_PROBLEM REQUIREMENTS_
Your task is to copy the listing exactly, with the pictures left out.

(Records from a collection of figures)

---

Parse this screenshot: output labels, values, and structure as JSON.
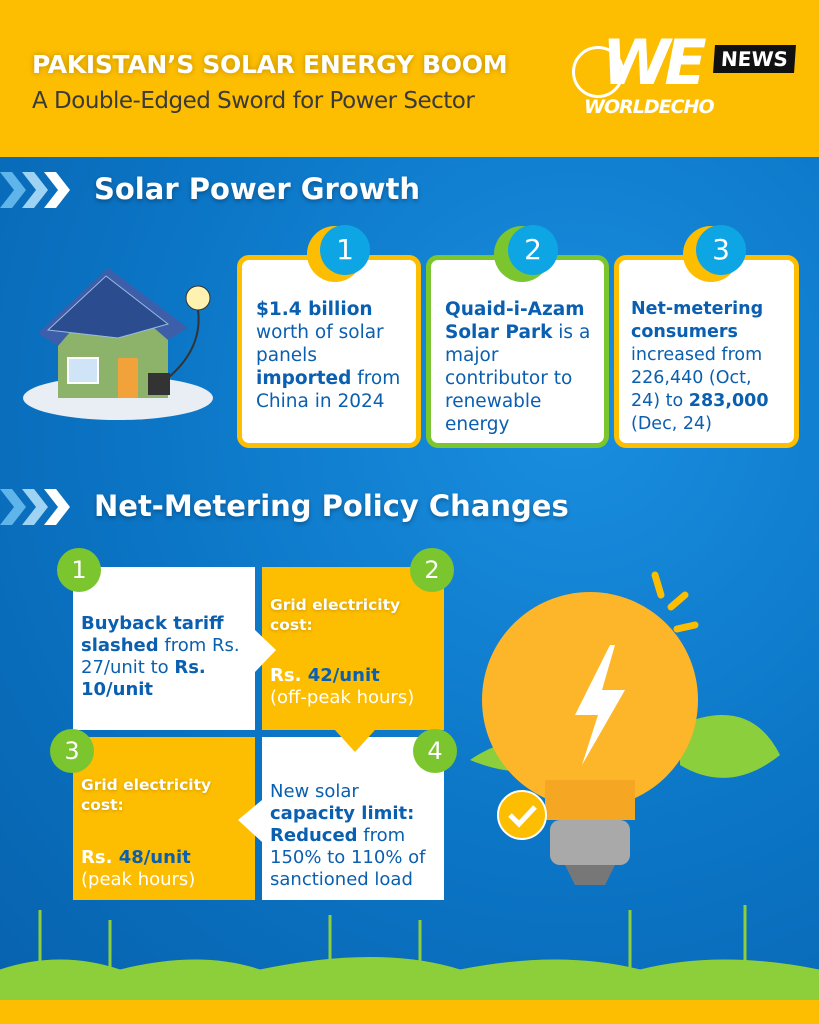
{
  "header": {
    "title": "PAKISTAN’S SOLAR ENERGY BOOM",
    "subtitle": "A Double-Edged Sword for Power Sector"
  },
  "logo": {
    "we": "WE",
    "news": "NEWS",
    "brand": "WORLDECHO"
  },
  "colors": {
    "yellow": "#fdbd00",
    "blue": "#0b74c4",
    "green": "#7bc52f",
    "text_blue": "#0a5fb0",
    "badge_blue": "#0ea5e4"
  },
  "section1": {
    "title": "Solar Power Growth",
    "cards": [
      {
        "number": "1",
        "b1": "$1.4 billion",
        "t1": " worth of solar panels ",
        "b2": "imported",
        "t2": " from China in 2024"
      },
      {
        "number": "2",
        "b1": "Quaid-i-Azam Solar Park",
        "t1": " is a major contributor to renewable energy"
      },
      {
        "number": "3",
        "b1": "Net-metering consumers",
        "t1": " increased from 226,440 (Oct, 24) to ",
        "b2": "283,000",
        "t2": " (Dec, 24)"
      }
    ]
  },
  "section2": {
    "title": "Net-Metering Policy Changes",
    "items": [
      {
        "number": "1",
        "b1": "Buyback tariff slashed",
        "t1": " from Rs. 27/unit to ",
        "b2": "Rs. 10/unit"
      },
      {
        "number": "2",
        "label": "Grid electricity cost:",
        "rs": "Rs. ",
        "price": "42/unit",
        "note": "(off-peak hours)"
      },
      {
        "number": "3",
        "label": "Grid electricity cost:",
        "rs": "Rs. ",
        "price": "48/unit",
        "note": "(peak hours)"
      },
      {
        "number": "4",
        "t0": "New solar ",
        "b1": "capacity limit: Reduced",
        "t1": " from 150% to 110% of sanctioned load"
      }
    ]
  }
}
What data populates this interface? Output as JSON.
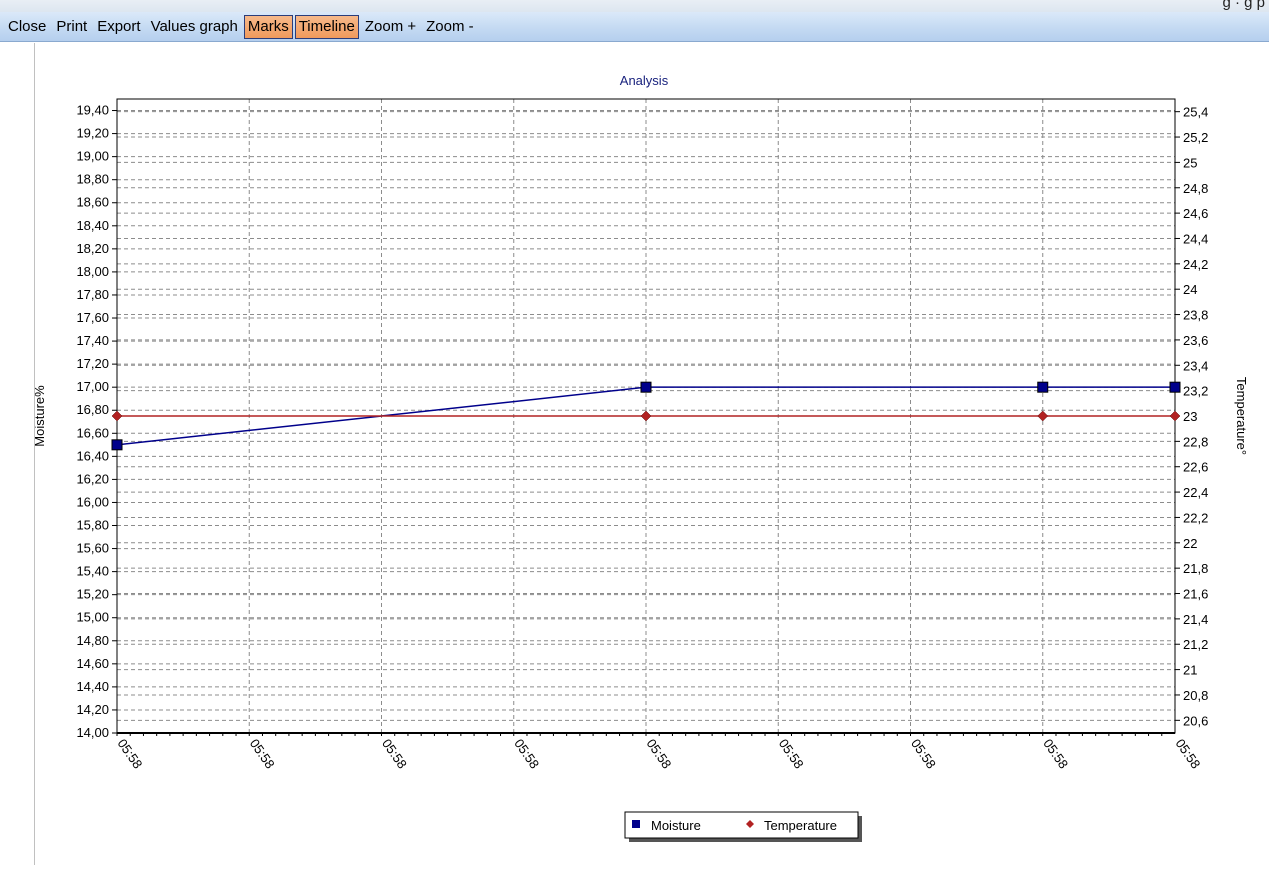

---

_WRITTEN ANSWER_
Parse this screenshot: output labels, values, and structure as JSON.
{
  "header": {
    "title": "PAKISTAN’S SOLAR ENERGY BOOM",
    "subtitle": "A Double-Edged Sword for Power Sector"
  },
  "logo": {
    "we": "WE",
    "news": "NEWS",
    "brand": "WORLDECHO"
  },
  "colors": {
    "yellow": "#fdbd00",
    "blue": "#0b74c4",
    "green": "#7bc52f",
    "text_blue": "#0a5fb0",
    "badge_blue": "#0ea5e4"
  },
  "section1": {
    "title": "Solar Power Growth",
    "cards": [
      {
        "number": "1",
        "b1": "$1.4 billion",
        "t1": " worth of solar panels ",
        "b2": "imported",
        "t2": " from China in 2024"
      },
      {
        "number": "2",
        "b1": "Quaid-i-Azam Solar Park",
        "t1": " is a major contributor to renewable energy"
      },
      {
        "number": "3",
        "b1": "Net-metering consumers",
        "t1": " increased from 226,440 (Oct, 24) to ",
        "b2": "283,000",
        "t2": " (Dec, 24)"
      }
    ]
  },
  "section2": {
    "title": "Net-Metering Policy Changes",
    "items": [
      {
        "number": "1",
        "b1": "Buyback tariff slashed",
        "t1": " from Rs. 27/unit to ",
        "b2": "Rs. 10/unit"
      },
      {
        "number": "2",
        "label": "Grid electricity cost:",
        "rs": "Rs. ",
        "price": "42/unit",
        "note": "(off-peak hours)"
      },
      {
        "number": "3",
        "label": "Grid electricity cost:",
        "rs": "Rs. ",
        "price": "48/unit",
        "note": "(peak hours)"
      },
      {
        "number": "4",
        "t0": "New solar ",
        "b1": "capacity limit: Reduced",
        "t1": " from 150% to 110% of sanctioned load"
      }
    ]
  }
}
What data populates this interface? Output as JSON.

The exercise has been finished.